(Records from a data collection)
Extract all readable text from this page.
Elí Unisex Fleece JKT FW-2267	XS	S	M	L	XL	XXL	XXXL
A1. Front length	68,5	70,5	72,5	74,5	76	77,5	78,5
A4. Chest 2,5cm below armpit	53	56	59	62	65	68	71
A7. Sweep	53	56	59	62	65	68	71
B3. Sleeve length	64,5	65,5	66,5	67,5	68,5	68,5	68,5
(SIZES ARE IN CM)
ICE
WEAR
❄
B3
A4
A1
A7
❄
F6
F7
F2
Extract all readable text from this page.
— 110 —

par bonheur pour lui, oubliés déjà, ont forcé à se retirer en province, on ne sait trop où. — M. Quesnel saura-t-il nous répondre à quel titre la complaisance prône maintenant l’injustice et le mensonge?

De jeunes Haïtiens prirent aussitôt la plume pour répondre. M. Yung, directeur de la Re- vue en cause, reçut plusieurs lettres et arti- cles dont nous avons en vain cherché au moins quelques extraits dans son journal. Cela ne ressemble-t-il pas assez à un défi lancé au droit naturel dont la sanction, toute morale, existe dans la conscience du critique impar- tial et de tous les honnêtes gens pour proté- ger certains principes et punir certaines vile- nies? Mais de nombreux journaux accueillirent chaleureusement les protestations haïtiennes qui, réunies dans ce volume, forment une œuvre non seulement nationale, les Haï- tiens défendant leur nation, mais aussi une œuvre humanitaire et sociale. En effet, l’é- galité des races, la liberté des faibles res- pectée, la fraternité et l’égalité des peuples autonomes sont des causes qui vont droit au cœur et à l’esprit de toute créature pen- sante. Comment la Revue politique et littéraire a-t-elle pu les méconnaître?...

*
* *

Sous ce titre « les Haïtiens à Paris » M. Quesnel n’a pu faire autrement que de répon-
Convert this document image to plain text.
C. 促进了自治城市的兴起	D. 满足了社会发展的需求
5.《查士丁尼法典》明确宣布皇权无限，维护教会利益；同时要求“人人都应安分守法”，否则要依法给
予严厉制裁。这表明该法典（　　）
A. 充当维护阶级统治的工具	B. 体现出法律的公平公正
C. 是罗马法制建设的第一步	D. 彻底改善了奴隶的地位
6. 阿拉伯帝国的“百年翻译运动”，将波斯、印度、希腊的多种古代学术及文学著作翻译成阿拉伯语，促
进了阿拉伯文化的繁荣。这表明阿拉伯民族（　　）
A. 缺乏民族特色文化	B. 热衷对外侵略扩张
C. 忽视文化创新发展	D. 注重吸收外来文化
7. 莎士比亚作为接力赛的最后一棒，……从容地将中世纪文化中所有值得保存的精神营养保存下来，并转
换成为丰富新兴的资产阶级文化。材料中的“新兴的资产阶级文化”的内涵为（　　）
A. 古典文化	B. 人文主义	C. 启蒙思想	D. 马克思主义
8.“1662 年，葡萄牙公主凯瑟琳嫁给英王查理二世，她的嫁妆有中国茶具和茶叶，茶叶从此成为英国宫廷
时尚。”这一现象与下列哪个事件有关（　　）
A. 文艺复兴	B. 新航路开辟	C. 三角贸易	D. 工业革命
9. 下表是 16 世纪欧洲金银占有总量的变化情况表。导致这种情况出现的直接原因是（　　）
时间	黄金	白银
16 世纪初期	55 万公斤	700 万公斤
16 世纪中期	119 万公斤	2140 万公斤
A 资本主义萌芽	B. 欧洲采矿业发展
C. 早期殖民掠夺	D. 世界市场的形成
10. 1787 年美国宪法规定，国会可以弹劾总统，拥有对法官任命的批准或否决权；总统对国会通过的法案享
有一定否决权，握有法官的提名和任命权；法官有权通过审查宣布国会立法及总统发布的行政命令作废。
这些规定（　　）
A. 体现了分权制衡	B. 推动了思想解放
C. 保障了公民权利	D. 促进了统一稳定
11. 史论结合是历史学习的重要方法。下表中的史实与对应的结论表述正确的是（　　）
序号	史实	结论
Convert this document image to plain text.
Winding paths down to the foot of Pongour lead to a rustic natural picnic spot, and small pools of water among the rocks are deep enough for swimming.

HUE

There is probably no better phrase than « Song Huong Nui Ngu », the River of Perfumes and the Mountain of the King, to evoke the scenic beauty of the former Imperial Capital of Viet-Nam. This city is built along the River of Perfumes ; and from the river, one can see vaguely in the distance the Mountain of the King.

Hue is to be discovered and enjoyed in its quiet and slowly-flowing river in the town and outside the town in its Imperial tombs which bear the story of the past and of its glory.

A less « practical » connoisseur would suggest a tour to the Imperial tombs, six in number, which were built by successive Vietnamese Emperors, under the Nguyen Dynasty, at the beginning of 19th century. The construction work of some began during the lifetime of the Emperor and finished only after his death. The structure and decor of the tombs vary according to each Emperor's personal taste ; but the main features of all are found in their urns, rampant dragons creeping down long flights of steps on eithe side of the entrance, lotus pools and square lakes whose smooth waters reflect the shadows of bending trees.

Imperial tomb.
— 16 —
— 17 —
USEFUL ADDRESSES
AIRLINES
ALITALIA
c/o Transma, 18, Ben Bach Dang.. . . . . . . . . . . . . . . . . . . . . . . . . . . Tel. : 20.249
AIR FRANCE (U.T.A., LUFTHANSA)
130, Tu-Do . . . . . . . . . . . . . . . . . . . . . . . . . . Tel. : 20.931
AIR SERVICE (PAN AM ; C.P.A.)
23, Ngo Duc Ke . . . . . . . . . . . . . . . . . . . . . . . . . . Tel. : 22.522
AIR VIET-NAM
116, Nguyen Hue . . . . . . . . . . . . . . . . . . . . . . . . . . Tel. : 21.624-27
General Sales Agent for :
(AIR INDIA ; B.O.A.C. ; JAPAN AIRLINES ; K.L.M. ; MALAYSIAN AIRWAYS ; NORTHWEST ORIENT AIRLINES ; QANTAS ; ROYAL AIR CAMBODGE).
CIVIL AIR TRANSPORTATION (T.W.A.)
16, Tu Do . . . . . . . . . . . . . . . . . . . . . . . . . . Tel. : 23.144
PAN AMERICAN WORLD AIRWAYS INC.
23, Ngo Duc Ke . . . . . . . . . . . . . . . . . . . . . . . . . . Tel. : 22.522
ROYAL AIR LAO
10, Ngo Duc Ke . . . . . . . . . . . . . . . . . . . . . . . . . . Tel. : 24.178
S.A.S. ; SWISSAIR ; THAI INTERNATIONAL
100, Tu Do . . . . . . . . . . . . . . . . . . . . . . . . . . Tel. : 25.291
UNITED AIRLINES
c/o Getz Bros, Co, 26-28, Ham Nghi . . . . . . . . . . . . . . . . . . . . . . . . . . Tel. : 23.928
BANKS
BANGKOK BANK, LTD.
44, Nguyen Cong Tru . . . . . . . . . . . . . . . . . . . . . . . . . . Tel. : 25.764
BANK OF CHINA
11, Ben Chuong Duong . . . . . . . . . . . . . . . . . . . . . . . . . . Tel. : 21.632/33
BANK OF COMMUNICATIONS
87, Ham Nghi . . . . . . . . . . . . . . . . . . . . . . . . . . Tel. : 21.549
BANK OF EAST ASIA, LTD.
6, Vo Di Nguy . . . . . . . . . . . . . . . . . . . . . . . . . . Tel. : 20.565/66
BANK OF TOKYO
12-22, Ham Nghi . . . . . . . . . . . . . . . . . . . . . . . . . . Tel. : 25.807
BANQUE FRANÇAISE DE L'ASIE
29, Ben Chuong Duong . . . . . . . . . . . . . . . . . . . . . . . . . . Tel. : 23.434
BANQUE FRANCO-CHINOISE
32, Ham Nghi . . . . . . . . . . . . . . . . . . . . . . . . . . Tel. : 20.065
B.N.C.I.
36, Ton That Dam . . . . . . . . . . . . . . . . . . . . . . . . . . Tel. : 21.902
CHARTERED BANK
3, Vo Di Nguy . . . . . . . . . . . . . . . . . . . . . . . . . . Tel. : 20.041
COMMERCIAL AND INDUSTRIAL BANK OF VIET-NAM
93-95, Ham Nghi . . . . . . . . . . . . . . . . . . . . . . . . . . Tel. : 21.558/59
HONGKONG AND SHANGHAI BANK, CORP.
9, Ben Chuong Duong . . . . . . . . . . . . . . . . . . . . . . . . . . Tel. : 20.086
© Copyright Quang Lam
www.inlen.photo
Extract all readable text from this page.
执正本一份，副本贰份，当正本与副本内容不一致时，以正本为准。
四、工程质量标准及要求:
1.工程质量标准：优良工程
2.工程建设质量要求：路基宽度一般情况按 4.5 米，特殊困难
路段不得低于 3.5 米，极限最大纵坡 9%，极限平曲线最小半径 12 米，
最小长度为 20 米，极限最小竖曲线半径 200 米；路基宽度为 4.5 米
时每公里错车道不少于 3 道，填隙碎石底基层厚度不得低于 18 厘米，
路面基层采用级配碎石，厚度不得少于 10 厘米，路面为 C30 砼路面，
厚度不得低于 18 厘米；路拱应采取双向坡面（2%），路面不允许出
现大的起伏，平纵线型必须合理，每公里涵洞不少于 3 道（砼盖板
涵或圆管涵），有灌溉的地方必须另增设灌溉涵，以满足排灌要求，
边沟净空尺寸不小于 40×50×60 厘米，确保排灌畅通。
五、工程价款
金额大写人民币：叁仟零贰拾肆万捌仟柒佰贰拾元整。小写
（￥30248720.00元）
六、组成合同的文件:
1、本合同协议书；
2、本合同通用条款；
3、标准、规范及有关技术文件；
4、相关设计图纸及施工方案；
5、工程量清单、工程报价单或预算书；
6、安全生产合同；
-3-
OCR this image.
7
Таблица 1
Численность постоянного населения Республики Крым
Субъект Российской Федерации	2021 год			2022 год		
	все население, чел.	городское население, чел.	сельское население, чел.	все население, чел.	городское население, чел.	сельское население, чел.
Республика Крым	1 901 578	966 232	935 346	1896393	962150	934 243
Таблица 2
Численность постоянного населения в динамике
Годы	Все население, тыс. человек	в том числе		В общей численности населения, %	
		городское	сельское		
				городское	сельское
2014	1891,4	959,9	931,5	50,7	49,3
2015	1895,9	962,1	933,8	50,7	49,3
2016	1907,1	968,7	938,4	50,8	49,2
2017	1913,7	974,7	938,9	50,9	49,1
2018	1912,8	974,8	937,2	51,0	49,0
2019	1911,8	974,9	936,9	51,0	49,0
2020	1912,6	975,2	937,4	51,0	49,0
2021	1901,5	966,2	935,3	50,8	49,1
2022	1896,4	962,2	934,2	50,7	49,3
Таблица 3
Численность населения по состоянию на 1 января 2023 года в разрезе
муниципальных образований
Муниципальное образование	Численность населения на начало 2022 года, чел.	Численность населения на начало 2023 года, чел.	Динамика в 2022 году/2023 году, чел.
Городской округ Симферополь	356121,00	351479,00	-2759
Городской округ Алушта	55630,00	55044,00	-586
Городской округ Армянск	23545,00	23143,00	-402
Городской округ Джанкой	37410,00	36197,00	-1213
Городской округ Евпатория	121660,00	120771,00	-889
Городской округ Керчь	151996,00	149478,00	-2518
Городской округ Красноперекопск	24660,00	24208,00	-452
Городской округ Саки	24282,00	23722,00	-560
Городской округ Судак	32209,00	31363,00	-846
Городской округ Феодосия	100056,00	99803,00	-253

GIVEN INSTRUCTION -
Output the lines from the line containing "OCR this image." to the end, both included; add nothing.

SOLUTION BELOW -
OCR this image.
7
Таблица 1
Численность постоянного населения Республики Крым
Субъект Российской Федерации	2021 год			2022 год		
	все население, чел.	городское население, чел.	сельское население, чел.	все население, чел.	городское население, чел.	сельское население, чел.
Республика Крым	1 901 578	966 232	935 346	1896393	962150	934 243
Таблица 2
Численность постоянного населения в динамике
Годы	Все население, тыс. человек	в том числе		В общей численности населения, %	
		городское	сельское		
				городское	сельское
2014	1891,4	959,9	931,5	50,7	49,3
2015	1895,9	962,1	933,8	50,7	49,3
2016	1907,1	968,7	938,4	50,8	49,2
2017	1913,7	974,7	938,9	50,9	49,1
2018	1912,8	974,8	937,2	51,0	49,0
2019	1911,8	974,9	936,9	51,0	49,0
2020	1912,6	975,2	937,4	51,0	49,0
2021	1901,5	966,2	935,3	50,8	49,1
2022	1896,4	962,2	934,2	50,7	49,3
Таблица 3
Численность населения по состоянию на 1 января 2023 года в разрезе
муниципальных образований
Муниципальное образование	Численность населения на начало 2022 года, чел.	Численность населения на начало 2023 года, чел.	Динамика в 2022 году/2023 году, чел.
Городской округ Симферополь	356121,00	351479,00	-2759
Городской округ Алушта	55630,00	55044,00	-586
Городской округ Армянск	23545,00	23143,00	-402
Городской округ Джанкой	37410,00	36197,00	-1213
Городской округ Евпатория	121660,00	120771,00	-889
Городской округ Керчь	151996,00	149478,00	-2518
Городской округ Красноперекопск	24660,00	24208,00	-452
Городской округ Саки	24282,00	23722,00	-560
Городской округ Судак	32209,00	31363,00	-846
Городской округ Феодосия	100056,00	99803,00	-253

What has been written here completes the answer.